_What you need to do_
Reproduce the whole listing, character for character.

_Task input_
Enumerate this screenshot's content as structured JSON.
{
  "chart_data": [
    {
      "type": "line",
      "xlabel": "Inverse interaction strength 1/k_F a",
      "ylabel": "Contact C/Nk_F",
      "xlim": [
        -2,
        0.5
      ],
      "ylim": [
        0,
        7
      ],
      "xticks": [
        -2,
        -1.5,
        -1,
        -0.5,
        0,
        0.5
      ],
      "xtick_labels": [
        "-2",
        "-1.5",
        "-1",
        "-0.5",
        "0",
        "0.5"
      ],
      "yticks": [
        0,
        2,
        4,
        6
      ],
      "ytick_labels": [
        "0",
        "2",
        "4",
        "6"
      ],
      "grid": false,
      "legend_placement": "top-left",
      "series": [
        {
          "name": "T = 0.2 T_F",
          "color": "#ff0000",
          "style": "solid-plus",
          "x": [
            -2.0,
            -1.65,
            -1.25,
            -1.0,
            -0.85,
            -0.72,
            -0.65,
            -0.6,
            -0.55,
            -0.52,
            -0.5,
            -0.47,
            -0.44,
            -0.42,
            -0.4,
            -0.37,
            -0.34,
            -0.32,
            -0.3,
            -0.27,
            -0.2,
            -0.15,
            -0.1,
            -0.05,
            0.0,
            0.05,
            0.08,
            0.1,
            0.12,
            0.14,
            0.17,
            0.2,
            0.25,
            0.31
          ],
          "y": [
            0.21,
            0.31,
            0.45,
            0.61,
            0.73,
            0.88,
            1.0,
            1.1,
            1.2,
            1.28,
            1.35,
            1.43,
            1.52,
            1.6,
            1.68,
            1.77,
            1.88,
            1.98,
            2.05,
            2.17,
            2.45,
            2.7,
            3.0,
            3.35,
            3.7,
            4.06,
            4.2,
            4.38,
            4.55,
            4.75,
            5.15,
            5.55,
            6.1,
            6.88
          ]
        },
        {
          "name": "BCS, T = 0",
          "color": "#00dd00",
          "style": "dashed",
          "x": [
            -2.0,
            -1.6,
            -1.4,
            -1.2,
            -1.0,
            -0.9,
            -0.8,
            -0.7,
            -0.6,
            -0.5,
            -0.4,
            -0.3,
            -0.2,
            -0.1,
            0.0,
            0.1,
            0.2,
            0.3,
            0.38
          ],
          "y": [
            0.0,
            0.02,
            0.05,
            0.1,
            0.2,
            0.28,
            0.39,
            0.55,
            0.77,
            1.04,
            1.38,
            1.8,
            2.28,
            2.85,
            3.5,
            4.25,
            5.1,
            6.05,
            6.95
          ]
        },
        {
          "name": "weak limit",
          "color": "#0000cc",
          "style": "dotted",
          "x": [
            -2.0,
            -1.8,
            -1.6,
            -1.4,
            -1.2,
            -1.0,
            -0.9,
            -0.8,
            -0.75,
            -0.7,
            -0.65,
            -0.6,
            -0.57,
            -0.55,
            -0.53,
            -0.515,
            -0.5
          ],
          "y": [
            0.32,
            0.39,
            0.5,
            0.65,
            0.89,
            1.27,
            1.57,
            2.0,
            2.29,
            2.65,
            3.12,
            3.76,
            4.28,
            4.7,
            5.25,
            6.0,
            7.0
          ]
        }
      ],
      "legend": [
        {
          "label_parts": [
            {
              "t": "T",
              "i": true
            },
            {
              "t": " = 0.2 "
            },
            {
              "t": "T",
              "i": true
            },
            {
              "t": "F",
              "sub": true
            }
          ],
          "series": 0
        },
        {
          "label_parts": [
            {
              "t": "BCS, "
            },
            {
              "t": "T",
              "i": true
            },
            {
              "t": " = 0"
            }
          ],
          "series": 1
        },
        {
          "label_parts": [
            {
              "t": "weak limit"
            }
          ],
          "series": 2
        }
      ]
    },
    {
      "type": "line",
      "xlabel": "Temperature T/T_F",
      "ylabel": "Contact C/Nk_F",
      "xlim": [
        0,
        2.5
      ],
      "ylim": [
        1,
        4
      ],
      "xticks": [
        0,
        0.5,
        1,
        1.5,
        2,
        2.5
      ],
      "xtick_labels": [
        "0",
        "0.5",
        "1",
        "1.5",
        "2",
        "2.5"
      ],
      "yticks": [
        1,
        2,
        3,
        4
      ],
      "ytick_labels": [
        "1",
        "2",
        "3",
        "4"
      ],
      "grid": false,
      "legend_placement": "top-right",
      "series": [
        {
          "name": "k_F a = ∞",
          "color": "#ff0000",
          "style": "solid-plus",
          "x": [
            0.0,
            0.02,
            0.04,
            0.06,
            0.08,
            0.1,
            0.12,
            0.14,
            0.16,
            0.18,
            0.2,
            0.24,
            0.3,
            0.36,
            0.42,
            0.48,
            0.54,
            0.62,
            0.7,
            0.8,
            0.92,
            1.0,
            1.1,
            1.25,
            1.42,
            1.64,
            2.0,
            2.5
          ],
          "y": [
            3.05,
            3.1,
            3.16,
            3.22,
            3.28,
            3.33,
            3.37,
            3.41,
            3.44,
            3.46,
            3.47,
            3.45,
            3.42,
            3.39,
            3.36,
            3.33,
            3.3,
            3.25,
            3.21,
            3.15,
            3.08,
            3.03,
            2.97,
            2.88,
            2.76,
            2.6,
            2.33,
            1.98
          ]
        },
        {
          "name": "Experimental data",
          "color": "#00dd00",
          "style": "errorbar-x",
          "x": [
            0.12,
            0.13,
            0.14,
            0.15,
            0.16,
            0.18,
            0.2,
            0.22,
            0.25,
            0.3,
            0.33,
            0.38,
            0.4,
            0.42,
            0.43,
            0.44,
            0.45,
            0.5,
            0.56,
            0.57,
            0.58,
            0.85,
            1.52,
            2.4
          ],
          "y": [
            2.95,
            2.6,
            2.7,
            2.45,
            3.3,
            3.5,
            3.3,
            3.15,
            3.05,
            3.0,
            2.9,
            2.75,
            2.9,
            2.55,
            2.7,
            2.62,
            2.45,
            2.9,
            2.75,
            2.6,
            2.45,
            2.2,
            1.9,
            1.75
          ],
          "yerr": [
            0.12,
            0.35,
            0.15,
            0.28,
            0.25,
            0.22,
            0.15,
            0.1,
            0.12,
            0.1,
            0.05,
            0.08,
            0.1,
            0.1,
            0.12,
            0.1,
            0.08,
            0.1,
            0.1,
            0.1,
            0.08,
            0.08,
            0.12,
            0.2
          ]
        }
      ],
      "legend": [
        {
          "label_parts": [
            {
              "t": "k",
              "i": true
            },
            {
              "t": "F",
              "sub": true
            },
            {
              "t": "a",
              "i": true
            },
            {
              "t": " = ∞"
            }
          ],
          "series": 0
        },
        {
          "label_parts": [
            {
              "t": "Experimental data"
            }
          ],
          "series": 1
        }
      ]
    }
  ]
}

_Output for this task_
Enumerate this screenshot's content as structured JSON.
{
  "chart_data": [
    {
      "type": "line",
      "xlabel": "Inverse interaction strength 1/k_F a",
      "ylabel": "Contact C/Nk_F",
      "xlim": [
        -2,
        0.5
      ],
      "ylim": [
        0,
        7
      ],
      "xticks": [
        -2,
        -1.5,
        -1,
        -0.5,
        0,
        0.5
      ],
      "xtick_labels": [
        "-2",
        "-1.5",
        "-1",
        "-0.5",
        "0",
        "0.5"
      ],
      "yticks": [
        0,
        2,
        4,
        6
      ],
      "ytick_labels": [
        "0",
        "2",
        "4",
        "6"
      ],
      "grid": false,
      "legend_placement": "top-left",
      "series": [
        {
          "name": "T = 0.2 T_F",
          "color": "#ff0000",
          "style": "solid-plus",
          "x": [
            -2.0,
            -1.65,
            -1.25,
            -1.0,
            -0.85,
            -0.72,
            -0.65,
            -0.6,
            -0.55,
            -0.52,
            -0.5,
            -0.47,
            -0.44,
            -0.42,
            -0.4,
            -0.37,
            -0.34,
            -0.32,
            -0.3,
            -0.27,
            -0.2,
            -0.15,
            -0.1,
            -0.05,
            0.0,
            0.05,
            0.08,
            0.1,
            0.12,
            0.14,
            0.17,
            0.2,
            0.25,
            0.31
          ],
          "y": [
            0.21,
            0.31,
            0.45,
            0.61,
            0.73,
            0.88,
            1.0,
            1.1,
            1.2,
            1.28,
            1.35,
            1.43,
            1.52,
            1.6,
            1.68,
            1.77,
            1.88,
            1.98,
            2.05,
            2.17,
            2.45,
            2.7,
            3.0,
            3.35,
            3.7,
            4.06,
            4.2,
            4.38,
            4.55,
            4.75,
            5.15,
            5.55,
            6.1,
            6.88
          ]
        },
        {
          "name": "BCS, T = 0",
          "color": "#00dd00",
          "style": "dashed",
          "x": [
            -2.0,
            -1.6,
            -1.4,
            -1.2,
            -1.0,
            -0.9,
            -0.8,
            -0.7,
            -0.6,
            -0.5,
            -0.4,
            -0.3,
            -0.2,
            -0.1,
            0.0,
            0.1,
            0.2,
            0.3,
            0.38
          ],
          "y": [
            0.0,
            0.02,
            0.05,
            0.1,
            0.2,
            0.28,
            0.39,
            0.55,
            0.77,
            1.04,
            1.38,
            1.8,
            2.28,
            2.85,
            3.5,
            4.25,
            5.1,
            6.05,
            6.95
          ]
        },
        {
          "name": "weak limit",
          "color": "#0000cc",
          "style": "dotted",
          "x": [
            -2.0,
            -1.8,
            -1.6,
            -1.4,
            -1.2,
            -1.0,
            -0.9,
            -0.8,
            -0.75,
            -0.7,
            -0.65,
            -0.6,
            -0.57,
            -0.55,
            -0.53,
            -0.515,
            -0.5
          ],
          "y": [
            0.32,
            0.39,
            0.5,
            0.65,
            0.89,
            1.27,
            1.57,
            2.0,
            2.29,
            2.65,
            3.12,
            3.76,
            4.28,
            4.7,
            5.25,
            6.0,
            7.0
          ]
        }
      ],
      "legend": [
        {
          "label_parts": [
            {
              "t": "T",
              "i": true
            },
            {
              "t": " = 0.2 "
            },
            {
              "t": "T",
              "i": true
            },
            {
              "t": "F",
              "sub": true
            }
          ],
          "series": 0
        },
        {
          "label_parts": [
            {
              "t": "BCS, "
            },
            {
              "t": "T",
              "i": true
            },
            {
              "t": " = 0"
            }
          ],
          "series": 1
        },
        {
          "label_parts": [
            {
              "t": "weak limit"
            }
          ],
          "series": 2
        }
      ]
    },
    {
      "type": "line",
      "xlabel": "Temperature T/T_F",
      "ylabel": "Contact C/Nk_F",
      "xlim": [
        0,
        2.5
      ],
      "ylim": [
        1,
        4
      ],
      "xticks": [
        0,
        0.5,
        1,
        1.5,
        2,
        2.5
      ],
      "xtick_labels": [
        "0",
        "0.5",
        "1",
        "1.5",
        "2",
        "2.5"
      ],
      "yticks": [
        1,
        2,
        3,
        4
      ],
      "ytick_labels": [
        "1",
        "2",
        "3",
        "4"
      ],
      "grid": false,
      "legend_placement": "top-right",
      "series": [
        {
          "name": "k_F a = ∞",
          "color": "#ff0000",
          "style": "solid-plus",
          "x": [
            0.0,
            0.02,
            0.04,
            0.06,
            0.08,
            0.1,
            0.12,
            0.14,
            0.16,
            0.18,
            0.2,
            0.24,
            0.3,
            0.36,
            0.42,
            0.48,
            0.54,
            0.62,
            0.7,
            0.8,
            0.92,
            1.0,
            1.1,
            1.25,
            1.42,
            1.64,
            2.0,
            2.5
          ],
          "y": [
            3.05,
            3.1,
            3.16,
            3.22,
            3.28,
            3.33,
            3.37,
            3.41,
            3.44,
            3.46,
            3.47,
            3.45,
            3.42,
            3.39,
            3.36,
            3.33,
            3.3,
            3.25,
            3.21,
            3.15,
            3.08,
            3.03,
            2.97,
            2.88,
            2.76,
            2.6,
            2.33,
            1.98
          ]
        },
        {
          "name": "Experimental data",
          "color": "#00dd00",
          "style": "errorbar-x",
          "x": [
            0.12,
            0.13,
            0.14,
            0.15,
            0.16,
            0.18,
            0.2,
            0.22,
            0.25,
            0.3,
            0.33,
            0.38,
            0.4,
            0.42,
            0.43,
            0.44,
            0.45,
            0.5,
            0.56,
            0.57,
            0.58,
            0.85,
            1.52,
            2.4
          ],
          "y": [
            2.95,
            2.6,
            2.7,
            2.45,
            3.3,
            3.5,
            3.3,
            3.15,
            3.05,
            3.0,
            2.9,
            2.75,
            2.9,
            2.55,
            2.7,
            2.62,
            2.45,
            2.9,
            2.75,
            2.6,
            2.45,
            2.2,
            1.9,
            1.75
          ],
          "yerr": [
            0.12,
            0.35,
            0.15,
            0.28,
            0.25,
            0.22,
            0.15,
            0.1,
            0.12,
            0.1,
            0.05,
            0.08,
            0.1,
            0.1,
            0.12,
            0.1,
            0.08,
            0.1,
            0.1,
            0.1,
            0.08,
            0.08,
            0.12,
            0.2
          ]
        }
      ],
      "legend": [
        {
          "label_parts": [
            {
              "t": "k",
              "i": true
            },
            {
              "t": "F",
              "sub": true
            },
            {
              "t": "a",
              "i": true
            },
            {
              "t": " = ∞"
            }
          ],
          "series": 0
        },
        {
          "label_parts": [
            {
              "t": "Experimental data"
            }
          ],
          "series": 1
        }
      ]
    }
  ]
}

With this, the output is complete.